**TEXT SHOWN**

╭──

/ 20 July 2003

Mortuary workers arrested in corpse-for-fuel deal

The desperation caused by Zimbabwe’s fuel shortages was illustrated Saturday when a Harare mortician and his assistant lent an infant corpse to a black market fuel dealer so he could claim cheap diesel reserved for the bereaved burying their dead.

Police spokesperson Inspector Cecilia Churu confirmed that Knocks Zvakwidza and his assistant, named only as Chikwanha, both of whom worked in the mortuary of a state hospital at Chitungwiza township just south of Harare, had been arrested on Thursday for ”violating a dead body” and for corruptly issuing burial orders.

An unnamed illegal fuel dealer was also in custody, she said.

The scarcity of fuel is so serious now it can be obtained at ordinary service stations almost only with special permits, including burial orders carried by undertakers or grieving relatives.

Having a coffin with a body inside ensures prompt attention at the pumps without having to wait in a queue, the state-controlled daily Herald said in a report on Saturday on the incident.

The newspaper said Chikwanha issued a burial order for a month-old child to the fuel dealer on Thursday, and also gave him the use of the corpse in a tiny coffin. The dealer drove to the nearest service station where the production of the burial order and the dead baby got him instant attention.

╰──

**INSTRUCTIONS TO FOLLOW**
What does the news article say starting at "The desperation caused" and ending at "or grieving relatives."? Give that part again word for word. The items are separate material, unrelated to the news article.

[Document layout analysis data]
╭──

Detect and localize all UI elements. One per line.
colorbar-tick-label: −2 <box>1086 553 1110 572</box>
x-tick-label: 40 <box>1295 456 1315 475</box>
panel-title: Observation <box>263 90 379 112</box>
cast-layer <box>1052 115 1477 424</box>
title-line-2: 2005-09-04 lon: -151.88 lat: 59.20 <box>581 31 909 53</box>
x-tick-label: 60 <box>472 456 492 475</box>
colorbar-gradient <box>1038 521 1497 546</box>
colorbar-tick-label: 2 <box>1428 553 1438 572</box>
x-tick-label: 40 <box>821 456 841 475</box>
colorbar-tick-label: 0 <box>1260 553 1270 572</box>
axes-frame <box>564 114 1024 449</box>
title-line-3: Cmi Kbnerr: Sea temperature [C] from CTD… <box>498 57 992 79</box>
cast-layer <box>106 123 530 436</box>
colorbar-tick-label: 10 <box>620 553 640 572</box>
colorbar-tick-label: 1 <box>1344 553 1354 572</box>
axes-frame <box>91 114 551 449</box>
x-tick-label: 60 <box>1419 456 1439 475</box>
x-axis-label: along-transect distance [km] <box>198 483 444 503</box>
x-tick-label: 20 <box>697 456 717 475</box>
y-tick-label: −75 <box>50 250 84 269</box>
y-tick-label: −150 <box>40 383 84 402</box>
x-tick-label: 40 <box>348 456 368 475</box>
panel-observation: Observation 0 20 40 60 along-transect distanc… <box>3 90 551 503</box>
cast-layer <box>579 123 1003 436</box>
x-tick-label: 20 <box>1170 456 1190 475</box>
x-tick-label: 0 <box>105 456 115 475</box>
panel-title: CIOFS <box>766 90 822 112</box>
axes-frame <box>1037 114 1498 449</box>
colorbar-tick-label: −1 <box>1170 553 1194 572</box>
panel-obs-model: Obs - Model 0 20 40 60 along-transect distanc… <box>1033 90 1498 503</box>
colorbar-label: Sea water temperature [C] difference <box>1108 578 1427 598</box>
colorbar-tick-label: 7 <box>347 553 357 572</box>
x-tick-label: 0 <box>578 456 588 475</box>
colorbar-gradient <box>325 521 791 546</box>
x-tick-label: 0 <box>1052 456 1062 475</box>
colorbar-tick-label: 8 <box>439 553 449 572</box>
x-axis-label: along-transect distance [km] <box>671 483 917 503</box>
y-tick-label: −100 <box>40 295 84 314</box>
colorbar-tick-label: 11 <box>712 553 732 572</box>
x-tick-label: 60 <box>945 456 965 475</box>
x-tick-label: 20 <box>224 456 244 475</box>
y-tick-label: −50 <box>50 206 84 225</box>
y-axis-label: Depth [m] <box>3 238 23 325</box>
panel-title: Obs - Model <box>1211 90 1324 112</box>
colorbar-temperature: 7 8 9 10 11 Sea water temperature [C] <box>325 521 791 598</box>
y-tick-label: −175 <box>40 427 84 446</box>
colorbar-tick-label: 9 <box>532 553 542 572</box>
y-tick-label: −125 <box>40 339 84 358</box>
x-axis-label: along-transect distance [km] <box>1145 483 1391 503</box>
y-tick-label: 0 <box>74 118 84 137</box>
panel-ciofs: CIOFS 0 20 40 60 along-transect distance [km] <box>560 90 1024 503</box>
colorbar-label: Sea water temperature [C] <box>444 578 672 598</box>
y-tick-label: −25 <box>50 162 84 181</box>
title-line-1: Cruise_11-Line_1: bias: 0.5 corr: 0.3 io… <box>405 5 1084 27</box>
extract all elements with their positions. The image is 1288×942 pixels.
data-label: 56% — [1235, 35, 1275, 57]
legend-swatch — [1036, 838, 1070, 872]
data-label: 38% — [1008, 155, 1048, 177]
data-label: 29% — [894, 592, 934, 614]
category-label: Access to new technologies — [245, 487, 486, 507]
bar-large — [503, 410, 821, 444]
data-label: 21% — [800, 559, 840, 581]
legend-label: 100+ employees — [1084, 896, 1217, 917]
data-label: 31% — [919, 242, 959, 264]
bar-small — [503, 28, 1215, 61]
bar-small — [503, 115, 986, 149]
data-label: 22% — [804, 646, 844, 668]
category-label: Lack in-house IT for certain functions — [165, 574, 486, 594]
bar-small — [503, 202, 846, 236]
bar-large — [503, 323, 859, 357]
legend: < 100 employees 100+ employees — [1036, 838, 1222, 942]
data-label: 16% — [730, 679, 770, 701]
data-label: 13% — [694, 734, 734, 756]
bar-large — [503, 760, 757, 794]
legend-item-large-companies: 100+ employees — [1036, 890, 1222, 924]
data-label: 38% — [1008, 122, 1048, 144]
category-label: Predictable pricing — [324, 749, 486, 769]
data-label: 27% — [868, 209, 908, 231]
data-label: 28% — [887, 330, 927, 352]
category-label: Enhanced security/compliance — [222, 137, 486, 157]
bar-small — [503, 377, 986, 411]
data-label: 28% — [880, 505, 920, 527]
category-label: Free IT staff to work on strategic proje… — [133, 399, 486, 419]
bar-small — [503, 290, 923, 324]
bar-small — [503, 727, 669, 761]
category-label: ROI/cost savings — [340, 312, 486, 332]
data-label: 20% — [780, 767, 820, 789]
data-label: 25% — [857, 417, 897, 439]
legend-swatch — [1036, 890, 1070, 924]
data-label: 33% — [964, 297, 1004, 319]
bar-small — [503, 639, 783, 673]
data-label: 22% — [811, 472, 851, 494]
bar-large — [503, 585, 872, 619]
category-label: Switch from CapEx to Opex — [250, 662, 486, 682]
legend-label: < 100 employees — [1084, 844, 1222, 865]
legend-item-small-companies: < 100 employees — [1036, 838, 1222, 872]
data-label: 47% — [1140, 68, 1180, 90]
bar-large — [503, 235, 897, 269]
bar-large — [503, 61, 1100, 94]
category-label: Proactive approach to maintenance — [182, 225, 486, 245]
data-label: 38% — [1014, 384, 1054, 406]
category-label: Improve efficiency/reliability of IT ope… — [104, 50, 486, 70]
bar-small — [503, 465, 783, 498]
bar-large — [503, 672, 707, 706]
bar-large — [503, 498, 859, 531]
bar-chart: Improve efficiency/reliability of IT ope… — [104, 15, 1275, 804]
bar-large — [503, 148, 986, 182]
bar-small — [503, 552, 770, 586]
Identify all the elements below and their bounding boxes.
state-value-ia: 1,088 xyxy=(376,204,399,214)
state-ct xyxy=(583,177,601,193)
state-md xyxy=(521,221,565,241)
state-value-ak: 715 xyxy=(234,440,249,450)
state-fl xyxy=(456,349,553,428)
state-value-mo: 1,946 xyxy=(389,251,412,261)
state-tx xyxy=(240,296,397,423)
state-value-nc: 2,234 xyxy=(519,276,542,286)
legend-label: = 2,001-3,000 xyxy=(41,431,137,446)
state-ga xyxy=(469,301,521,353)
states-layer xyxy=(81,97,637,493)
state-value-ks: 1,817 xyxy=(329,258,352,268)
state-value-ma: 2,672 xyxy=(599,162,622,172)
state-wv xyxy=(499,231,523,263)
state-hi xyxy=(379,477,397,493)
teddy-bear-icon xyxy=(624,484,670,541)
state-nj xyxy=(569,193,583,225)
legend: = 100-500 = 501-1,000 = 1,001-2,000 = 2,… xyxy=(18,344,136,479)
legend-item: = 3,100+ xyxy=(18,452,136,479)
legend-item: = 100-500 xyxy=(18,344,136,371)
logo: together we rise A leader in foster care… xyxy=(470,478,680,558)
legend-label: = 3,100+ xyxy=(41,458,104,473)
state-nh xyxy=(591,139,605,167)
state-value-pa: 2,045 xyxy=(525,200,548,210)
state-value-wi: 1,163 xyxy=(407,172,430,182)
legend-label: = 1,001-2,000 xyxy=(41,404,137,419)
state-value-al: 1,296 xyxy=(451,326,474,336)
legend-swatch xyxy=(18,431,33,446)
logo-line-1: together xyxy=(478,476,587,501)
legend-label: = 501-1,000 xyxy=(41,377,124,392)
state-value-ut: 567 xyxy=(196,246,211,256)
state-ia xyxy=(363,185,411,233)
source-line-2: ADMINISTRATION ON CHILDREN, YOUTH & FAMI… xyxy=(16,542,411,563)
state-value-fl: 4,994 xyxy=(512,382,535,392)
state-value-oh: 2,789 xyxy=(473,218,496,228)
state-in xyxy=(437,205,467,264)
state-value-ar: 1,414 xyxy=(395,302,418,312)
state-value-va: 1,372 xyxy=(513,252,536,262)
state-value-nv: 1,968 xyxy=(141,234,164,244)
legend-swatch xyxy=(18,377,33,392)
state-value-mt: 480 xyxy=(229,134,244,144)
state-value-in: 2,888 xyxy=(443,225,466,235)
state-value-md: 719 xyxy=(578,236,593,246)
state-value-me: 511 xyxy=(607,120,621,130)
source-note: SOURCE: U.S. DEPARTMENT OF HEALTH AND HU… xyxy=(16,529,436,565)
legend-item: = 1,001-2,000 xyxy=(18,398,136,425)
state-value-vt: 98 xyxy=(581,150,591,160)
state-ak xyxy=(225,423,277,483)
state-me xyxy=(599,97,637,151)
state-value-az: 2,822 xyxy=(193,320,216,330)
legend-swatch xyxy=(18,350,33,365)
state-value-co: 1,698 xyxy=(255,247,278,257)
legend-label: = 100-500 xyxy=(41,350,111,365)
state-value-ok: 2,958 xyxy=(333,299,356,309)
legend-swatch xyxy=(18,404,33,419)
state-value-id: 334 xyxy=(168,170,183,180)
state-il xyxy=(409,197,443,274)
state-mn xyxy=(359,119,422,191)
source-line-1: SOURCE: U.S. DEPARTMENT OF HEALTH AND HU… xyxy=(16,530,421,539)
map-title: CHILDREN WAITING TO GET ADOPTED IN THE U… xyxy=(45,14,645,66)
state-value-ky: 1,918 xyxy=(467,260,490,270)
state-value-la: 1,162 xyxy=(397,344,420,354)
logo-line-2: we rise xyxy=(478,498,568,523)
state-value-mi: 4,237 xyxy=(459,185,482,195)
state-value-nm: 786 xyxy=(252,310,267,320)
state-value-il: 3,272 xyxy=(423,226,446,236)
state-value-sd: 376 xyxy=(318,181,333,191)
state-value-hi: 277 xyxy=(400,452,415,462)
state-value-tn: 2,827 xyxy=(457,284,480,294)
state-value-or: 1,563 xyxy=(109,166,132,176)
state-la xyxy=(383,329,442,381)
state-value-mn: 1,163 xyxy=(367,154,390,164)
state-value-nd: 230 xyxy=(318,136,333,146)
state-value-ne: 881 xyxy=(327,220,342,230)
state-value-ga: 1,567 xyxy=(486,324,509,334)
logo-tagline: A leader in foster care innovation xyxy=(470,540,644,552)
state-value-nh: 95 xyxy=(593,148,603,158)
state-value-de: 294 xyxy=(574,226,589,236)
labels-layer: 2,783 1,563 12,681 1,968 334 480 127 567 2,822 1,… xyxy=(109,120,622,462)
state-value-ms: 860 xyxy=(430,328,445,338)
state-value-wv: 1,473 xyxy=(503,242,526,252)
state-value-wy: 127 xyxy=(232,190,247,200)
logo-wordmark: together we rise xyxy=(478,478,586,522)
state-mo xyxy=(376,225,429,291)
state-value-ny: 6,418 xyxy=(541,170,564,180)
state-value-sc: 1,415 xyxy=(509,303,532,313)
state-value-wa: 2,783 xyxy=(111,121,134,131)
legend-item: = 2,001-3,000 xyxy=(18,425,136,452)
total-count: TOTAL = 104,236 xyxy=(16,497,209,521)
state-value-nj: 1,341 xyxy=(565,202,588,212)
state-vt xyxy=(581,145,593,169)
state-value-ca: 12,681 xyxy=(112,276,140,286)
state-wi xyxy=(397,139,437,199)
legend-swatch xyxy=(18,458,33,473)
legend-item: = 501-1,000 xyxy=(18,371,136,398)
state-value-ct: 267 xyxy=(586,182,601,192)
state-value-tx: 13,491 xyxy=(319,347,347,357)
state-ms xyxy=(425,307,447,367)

╰──

**SOLUTION**
The desperation caused by Zimbabwe’s fuel shortages was illustrated Saturday when a Harare mortician and his assistant lent an infant corpse to a black market fuel dealer so he could claim cheap diesel reserved for the bereaved burying their dead.

Police spokesperson Inspector Cecilia Churu confirmed that Knocks Zvakwidza and his assistant, named only as Chikwanha, both of whom worked in the mortuary of a state hospital at Chitungwiza township just south of Harare, had been arrested on Thursday for ”violating a dead body” and for corruptly issuing burial orders.

An unnamed illegal fuel dealer was also in custody, she said.

The scarcity of fuel is so serious now it can be obtained at ordinary service stations almost only with special permits, including burial orders carried by undertakers or grieving relatives.